- INSTRUÇÕES: Edite as entradas a seguir trocando "layer" por "camada" e reproduza-as por inteiro, sem nenhuma outra alteração.

- DADOS FORNECIDOS:

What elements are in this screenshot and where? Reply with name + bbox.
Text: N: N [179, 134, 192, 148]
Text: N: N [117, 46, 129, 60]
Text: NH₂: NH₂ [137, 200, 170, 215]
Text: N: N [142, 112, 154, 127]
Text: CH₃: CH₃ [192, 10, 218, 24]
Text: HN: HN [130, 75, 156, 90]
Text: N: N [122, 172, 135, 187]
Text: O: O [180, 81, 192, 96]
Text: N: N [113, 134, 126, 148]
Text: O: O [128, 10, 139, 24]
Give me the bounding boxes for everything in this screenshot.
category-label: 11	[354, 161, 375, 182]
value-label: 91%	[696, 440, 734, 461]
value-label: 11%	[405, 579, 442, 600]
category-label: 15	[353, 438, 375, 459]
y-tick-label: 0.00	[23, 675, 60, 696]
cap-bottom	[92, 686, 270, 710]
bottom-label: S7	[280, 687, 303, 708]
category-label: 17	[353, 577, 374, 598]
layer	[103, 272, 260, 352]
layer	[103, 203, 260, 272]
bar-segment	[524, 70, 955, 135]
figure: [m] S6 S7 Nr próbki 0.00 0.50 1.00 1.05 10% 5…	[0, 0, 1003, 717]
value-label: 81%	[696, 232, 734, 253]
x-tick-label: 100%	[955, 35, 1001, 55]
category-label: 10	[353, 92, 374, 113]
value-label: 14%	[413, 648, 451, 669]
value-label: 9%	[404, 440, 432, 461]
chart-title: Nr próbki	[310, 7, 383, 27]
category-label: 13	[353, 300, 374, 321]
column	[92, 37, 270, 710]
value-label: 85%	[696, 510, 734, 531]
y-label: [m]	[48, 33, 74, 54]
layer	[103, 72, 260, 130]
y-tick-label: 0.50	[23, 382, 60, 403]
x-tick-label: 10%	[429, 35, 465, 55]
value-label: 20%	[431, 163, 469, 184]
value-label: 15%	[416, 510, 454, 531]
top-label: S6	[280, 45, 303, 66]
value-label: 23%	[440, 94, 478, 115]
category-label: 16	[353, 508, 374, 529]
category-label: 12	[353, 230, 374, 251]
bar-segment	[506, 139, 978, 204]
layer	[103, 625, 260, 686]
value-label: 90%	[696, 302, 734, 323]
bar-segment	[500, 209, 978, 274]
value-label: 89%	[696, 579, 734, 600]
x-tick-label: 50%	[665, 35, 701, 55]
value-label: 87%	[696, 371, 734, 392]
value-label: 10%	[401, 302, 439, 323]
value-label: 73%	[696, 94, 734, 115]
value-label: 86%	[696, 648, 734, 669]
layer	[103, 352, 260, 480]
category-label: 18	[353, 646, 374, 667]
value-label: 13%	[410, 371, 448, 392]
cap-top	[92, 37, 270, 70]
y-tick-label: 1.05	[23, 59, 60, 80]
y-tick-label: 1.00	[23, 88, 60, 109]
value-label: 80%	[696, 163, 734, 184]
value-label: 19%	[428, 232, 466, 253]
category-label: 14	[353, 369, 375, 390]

- RESPOSTA ESCRITA:
What elements are in this screenshot and where? Reply with name + bbox.
Text: N: N [179, 134, 192, 148]
Text: N: N [117, 46, 129, 60]
Text: NH₂: NH₂ [137, 200, 170, 215]
Text: N: N [142, 112, 154, 127]
Text: CH₃: CH₃ [192, 10, 218, 24]
Text: HN: HN [130, 75, 156, 90]
Text: N: N [122, 172, 135, 187]
Text: O: O [180, 81, 192, 96]
Text: N: N [113, 134, 126, 148]
Text: O: O [128, 10, 139, 24]
Give me the bounding boxes for everything in this screenshot.
category-label: 11	[354, 161, 375, 182]
value-label: 91%	[696, 440, 734, 461]
value-label: 11%	[405, 579, 442, 600]
category-label: 15	[353, 438, 375, 459]
y-tick-label: 0.00	[23, 675, 60, 696]
cap-bottom	[92, 686, 270, 710]
bottom-label: S7	[280, 687, 303, 708]
category-label: 17	[353, 577, 374, 598]
camada	[103, 272, 260, 352]
camada	[103, 203, 260, 272]
bar-segment	[524, 70, 955, 135]
figure: [m] S6 S7 Nr próbki 0.00 0.50 1.00 1.05 10% 5…	[0, 0, 1003, 717]
value-label: 81%	[696, 232, 734, 253]
x-tick-label: 100%	[955, 35, 1001, 55]
category-label: 10	[353, 92, 374, 113]
value-label: 14%	[413, 648, 451, 669]
value-label: 9%	[404, 440, 432, 461]
chart-title: Nr próbki	[310, 7, 383, 27]
category-label: 13	[353, 300, 374, 321]
column	[92, 37, 270, 710]
value-label: 85%	[696, 510, 734, 531]
y-label: [m]	[48, 33, 74, 54]
camada	[103, 72, 260, 130]
y-tick-label: 0.50	[23, 382, 60, 403]
x-tick-label: 10%	[429, 35, 465, 55]
value-label: 20%	[431, 163, 469, 184]
value-label: 15%	[416, 510, 454, 531]
top-label: S6	[280, 45, 303, 66]
value-label: 23%	[440, 94, 478, 115]
category-label: 16	[353, 508, 374, 529]
category-label: 12	[353, 230, 374, 251]
bar-segment	[506, 139, 978, 204]
camada	[103, 625, 260, 686]
value-label: 90%	[696, 302, 734, 323]
bar-segment	[500, 209, 978, 274]
value-label: 89%	[696, 579, 734, 600]
x-tick-label: 50%	[665, 35, 701, 55]
value-label: 87%	[696, 371, 734, 392]
value-label: 10%	[401, 302, 439, 323]
value-label: 73%	[696, 94, 734, 115]
value-label: 86%	[696, 648, 734, 669]
camada	[103, 352, 260, 480]
category-label: 18	[353, 646, 374, 667]
value-label: 13%	[410, 371, 448, 392]
cap-top	[92, 37, 270, 70]
y-tick-label: 1.05	[23, 59, 60, 80]
y-tick-label: 1.00	[23, 88, 60, 109]
value-label: 80%	[696, 163, 734, 184]
value-label: 19%	[428, 232, 466, 253]
category-label: 14	[353, 369, 375, 390]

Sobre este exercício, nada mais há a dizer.